Exercise details> In the entries that follow, how many lines contain "consumption"? Answer with the number only.

>> START

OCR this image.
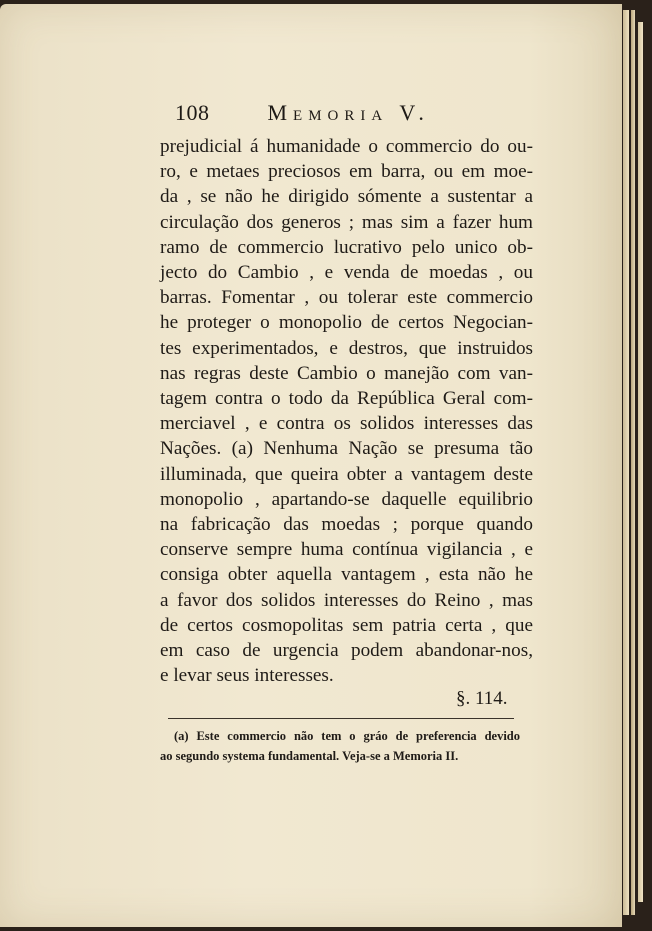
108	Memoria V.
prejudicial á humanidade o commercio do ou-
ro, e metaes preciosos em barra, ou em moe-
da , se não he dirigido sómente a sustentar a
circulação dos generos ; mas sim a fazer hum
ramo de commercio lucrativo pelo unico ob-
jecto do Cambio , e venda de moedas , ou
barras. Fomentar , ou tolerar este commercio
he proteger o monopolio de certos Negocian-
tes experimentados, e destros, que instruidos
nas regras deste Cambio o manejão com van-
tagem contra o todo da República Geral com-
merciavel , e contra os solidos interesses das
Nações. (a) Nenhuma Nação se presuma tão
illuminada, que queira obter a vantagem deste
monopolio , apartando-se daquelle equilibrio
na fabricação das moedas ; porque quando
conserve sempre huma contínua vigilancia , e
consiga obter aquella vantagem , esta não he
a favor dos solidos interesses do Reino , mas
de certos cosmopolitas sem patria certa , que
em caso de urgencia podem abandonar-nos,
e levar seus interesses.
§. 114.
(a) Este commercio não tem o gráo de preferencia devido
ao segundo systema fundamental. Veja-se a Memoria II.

>> END
>> START

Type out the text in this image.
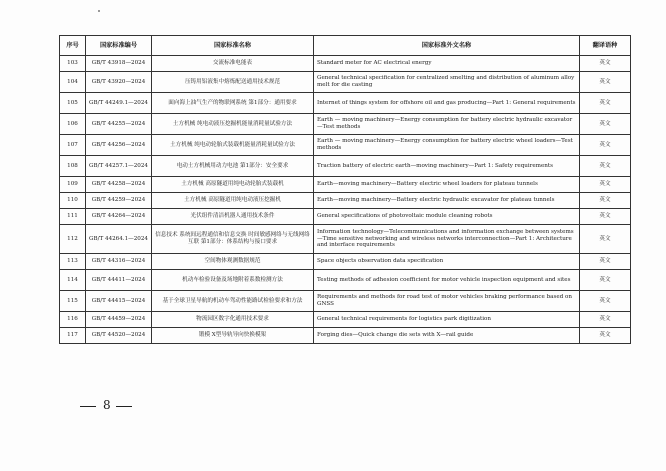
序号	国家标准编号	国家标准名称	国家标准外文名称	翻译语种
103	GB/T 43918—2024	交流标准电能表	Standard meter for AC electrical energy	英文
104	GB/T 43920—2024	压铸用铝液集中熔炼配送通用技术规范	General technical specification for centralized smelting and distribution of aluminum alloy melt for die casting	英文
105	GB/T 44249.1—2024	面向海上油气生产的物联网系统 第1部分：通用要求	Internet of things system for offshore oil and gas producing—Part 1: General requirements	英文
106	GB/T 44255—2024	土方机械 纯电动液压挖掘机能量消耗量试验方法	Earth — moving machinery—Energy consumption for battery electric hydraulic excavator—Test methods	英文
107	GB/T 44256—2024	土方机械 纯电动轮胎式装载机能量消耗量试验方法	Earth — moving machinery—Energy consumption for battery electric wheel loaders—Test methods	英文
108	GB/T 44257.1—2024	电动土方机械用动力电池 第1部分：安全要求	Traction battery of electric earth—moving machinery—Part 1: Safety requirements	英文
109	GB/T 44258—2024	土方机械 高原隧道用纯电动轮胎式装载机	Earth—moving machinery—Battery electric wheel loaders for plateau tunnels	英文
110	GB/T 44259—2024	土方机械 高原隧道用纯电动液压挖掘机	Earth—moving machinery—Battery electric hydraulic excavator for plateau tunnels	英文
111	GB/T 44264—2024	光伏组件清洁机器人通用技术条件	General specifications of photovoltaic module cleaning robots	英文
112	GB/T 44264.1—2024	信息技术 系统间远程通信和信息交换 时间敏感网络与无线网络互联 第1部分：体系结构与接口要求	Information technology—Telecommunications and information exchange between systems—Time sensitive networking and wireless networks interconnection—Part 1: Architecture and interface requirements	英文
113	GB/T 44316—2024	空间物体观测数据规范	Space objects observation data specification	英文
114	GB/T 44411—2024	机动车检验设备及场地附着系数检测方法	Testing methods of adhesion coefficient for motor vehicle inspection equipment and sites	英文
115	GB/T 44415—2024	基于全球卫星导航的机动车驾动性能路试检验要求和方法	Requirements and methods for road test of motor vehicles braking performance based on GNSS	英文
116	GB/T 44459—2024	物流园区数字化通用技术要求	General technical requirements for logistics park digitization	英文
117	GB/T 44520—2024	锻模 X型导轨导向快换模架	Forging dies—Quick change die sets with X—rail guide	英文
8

>> END

Solution> 2